> STORED ROWS
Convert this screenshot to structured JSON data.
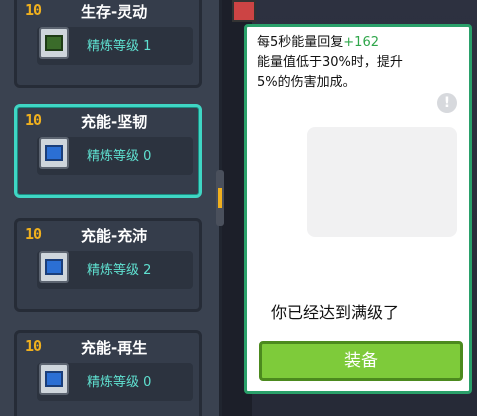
{
  "cards": [
    {
      "level": "10",
      "name": "生存-灵动",
      "refine": "精炼等级 1",
      "icon": "leaf-chip-icon",
      "selected": false
    },
    {
      "level": "10",
      "name": "充能-坚韧",
      "refine": "精炼等级 0",
      "icon": "battery-chip-icon",
      "selected": true
    },
    {
      "level": "10",
      "name": "充能-充沛",
      "refine": "精炼等级 2",
      "icon": "battery-chip-icon",
      "selected": false
    },
    {
      "level": "10",
      "name": "充能-再生",
      "refine": "精炼等级 0",
      "icon": "battery-chip-icon",
      "selected": false
    }
  ],
  "detail": {
    "desc_line1_prefix": "每5秒能量回复",
    "desc_line1_value": "+162",
    "desc_line2": "能量值低于30%时，提升",
    "desc_line3": "5%的伤害加成。",
    "max_text": "你已经达到满级了",
    "equip_label": "装备"
  },
  "colors": {
    "accent_selected": "#3fd6c4",
    "level_gold": "#f0b01e",
    "refine_teal": "#5fe0d0",
    "equip_green": "#7ecb3a",
    "value_green": "#2fa64a"
  }
}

> EXERCISE DETAILS
Print out every entry above without changing a word, and leave out the pictures.

> RESPONSE BELOW
Convert this screenshot to structured JSON data.
{
  "cards": [
    {
      "level": "10",
      "name": "生存-灵动",
      "refine": "精炼等级 1",
      "icon": "leaf-chip-icon",
      "selected": false
    },
    {
      "level": "10",
      "name": "充能-坚韧",
      "refine": "精炼等级 0",
      "icon": "battery-chip-icon",
      "selected": true
    },
    {
      "level": "10",
      "name": "充能-充沛",
      "refine": "精炼等级 2",
      "icon": "battery-chip-icon",
      "selected": false
    },
    {
      "level": "10",
      "name": "充能-再生",
      "refine": "精炼等级 0",
      "icon": "battery-chip-icon",
      "selected": false
    }
  ],
  "detail": {
    "desc_line1_prefix": "每5秒能量回复",
    "desc_line1_value": "+162",
    "desc_line2": "能量值低于30%时，提升",
    "desc_line3": "5%的伤害加成。",
    "max_text": "你已经达到满级了",
    "equip_label": "装备"
  },
  "colors": {
    "accent_selected": "#3fd6c4",
    "level_gold": "#f0b01e",
    "refine_teal": "#5fe0d0",
    "equip_green": "#7ecb3a",
    "value_green": "#2fa64a"
  }
}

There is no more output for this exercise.